### [INSTRUCTIONS TO FOLLOW]
Repeat the listing in full. Nothing may be added or left out.

** BEGIN **

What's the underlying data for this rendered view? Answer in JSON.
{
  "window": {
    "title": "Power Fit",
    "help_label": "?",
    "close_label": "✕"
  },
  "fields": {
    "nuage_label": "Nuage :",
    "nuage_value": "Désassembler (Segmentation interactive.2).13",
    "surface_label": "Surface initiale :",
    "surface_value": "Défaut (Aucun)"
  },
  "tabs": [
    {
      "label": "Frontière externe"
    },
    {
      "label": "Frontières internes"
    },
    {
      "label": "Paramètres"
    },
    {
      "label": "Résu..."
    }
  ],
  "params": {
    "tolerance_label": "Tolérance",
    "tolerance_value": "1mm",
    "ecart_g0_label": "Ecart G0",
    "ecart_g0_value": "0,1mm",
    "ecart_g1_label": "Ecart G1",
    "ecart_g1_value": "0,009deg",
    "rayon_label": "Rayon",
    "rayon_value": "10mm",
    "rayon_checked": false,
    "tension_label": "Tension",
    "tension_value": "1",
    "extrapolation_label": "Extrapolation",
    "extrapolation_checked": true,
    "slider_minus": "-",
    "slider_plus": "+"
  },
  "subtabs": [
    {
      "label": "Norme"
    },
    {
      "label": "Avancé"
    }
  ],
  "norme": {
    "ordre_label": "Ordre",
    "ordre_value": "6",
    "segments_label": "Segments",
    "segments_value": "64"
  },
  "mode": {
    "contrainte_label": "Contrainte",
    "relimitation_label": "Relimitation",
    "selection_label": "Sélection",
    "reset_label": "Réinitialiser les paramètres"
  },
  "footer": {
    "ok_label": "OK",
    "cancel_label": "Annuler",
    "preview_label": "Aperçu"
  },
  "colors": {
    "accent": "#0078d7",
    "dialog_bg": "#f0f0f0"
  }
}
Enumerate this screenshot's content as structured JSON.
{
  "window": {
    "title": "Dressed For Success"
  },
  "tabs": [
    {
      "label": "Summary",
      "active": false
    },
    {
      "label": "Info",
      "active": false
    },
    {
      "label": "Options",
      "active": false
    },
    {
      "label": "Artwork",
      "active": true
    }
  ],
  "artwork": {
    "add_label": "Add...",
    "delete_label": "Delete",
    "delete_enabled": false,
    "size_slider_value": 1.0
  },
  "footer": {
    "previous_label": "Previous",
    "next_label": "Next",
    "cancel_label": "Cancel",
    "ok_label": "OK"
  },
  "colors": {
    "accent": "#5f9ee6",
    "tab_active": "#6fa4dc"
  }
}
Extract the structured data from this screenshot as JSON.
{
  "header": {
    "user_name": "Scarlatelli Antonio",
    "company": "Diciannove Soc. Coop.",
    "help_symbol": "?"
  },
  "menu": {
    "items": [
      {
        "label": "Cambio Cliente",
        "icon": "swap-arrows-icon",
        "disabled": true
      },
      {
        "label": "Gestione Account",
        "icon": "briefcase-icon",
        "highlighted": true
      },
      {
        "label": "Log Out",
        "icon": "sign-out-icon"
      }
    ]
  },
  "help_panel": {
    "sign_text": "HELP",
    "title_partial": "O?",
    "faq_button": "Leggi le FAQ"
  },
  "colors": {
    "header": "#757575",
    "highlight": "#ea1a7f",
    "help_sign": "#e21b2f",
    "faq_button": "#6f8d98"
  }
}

** END **

### [SOLUTION]
What's the underlying data for this rendered view? Answer in JSON.
{
  "window": {
    "title": "Power Fit",
    "help_label": "?",
    "close_label": "✕"
  },
  "fields": {
    "nuage_label": "Nuage :",
    "nuage_value": "Désassembler (Segmentation interactive.2).13",
    "surface_label": "Surface initiale :",
    "surface_value": "Défaut (Aucun)"
  },
  "tabs": [
    {
      "label": "Frontière externe"
    },
    {
      "label": "Frontières internes"
    },
    {
      "label": "Paramètres"
    },
    {
      "label": "Résu..."
    }
  ],
  "params": {
    "tolerance_label": "Tolérance",
    "tolerance_value": "1mm",
    "ecart_g0_label": "Ecart G0",
    "ecart_g0_value": "0,1mm",
    "ecart_g1_label": "Ecart G1",
    "ecart_g1_value": "0,009deg",
    "rayon_label": "Rayon",
    "rayon_value": "10mm",
    "rayon_checked": false,
    "tension_label": "Tension",
    "tension_value": "1",
    "extrapolation_label": "Extrapolation",
    "extrapolation_checked": true,
    "slider_minus": "-",
    "slider_plus": "+"
  },
  "subtabs": [
    {
      "label": "Norme"
    },
    {
      "label": "Avancé"
    }
  ],
  "norme": {
    "ordre_label": "Ordre",
    "ordre_value": "6",
    "segments_label": "Segments",
    "segments_value": "64"
  },
  "mode": {
    "contrainte_label": "Contrainte",
    "relimitation_label": "Relimitation",
    "selection_label": "Sélection",
    "reset_label": "Réinitialiser les paramètres"
  },
  "footer": {
    "ok_label": "OK",
    "cancel_label": "Annuler",
    "preview_label": "Aperçu"
  },
  "colors": {
    "accent": "#0078d7",
    "dialog_bg": "#f0f0f0"
  }
}
Enumerate this screenshot's content as structured JSON.
{
  "window": {
    "title": "Dressed For Success"
  },
  "tabs": [
    {
      "label": "Summary",
      "active": false
    },
    {
      "label": "Info",
      "active": false
    },
    {
      "label": "Options",
      "active": false
    },
    {
      "label": "Artwork",
      "active": true
    }
  ],
  "artwork": {
    "add_label": "Add...",
    "delete_label": "Delete",
    "delete_enabled": false,
    "size_slider_value": 1.0
  },
  "footer": {
    "previous_label": "Previous",
    "next_label": "Next",
    "cancel_label": "Cancel",
    "ok_label": "OK"
  },
  "colors": {
    "accent": "#5f9ee6",
    "tab_active": "#6fa4dc"
  }
}
Extract the structured data from this screenshot as JSON.
{
  "header": {
    "user_name": "Scarlatelli Antonio",
    "company": "Diciannove Soc. Coop.",
    "help_symbol": "?"
  },
  "menu": {
    "items": [
      {
        "label": "Cambio Cliente",
        "icon": "swap-arrows-icon",
        "disabled": true
      },
      {
        "label": "Gestione Account",
        "icon": "briefcase-icon",
        "highlighted": true
      },
      {
        "label": "Log Out",
        "icon": "sign-out-icon"
      }
    ]
  },
  "help_panel": {
    "sign_text": "HELP",
    "title_partial": "O?",
    "faq_button": "Leggi le FAQ"
  },
  "colors": {
    "header": "#757575",
    "highlight": "#ea1a7f",
    "help_sign": "#e21b2f",
    "faq_button": "#6f8d98"
  }
}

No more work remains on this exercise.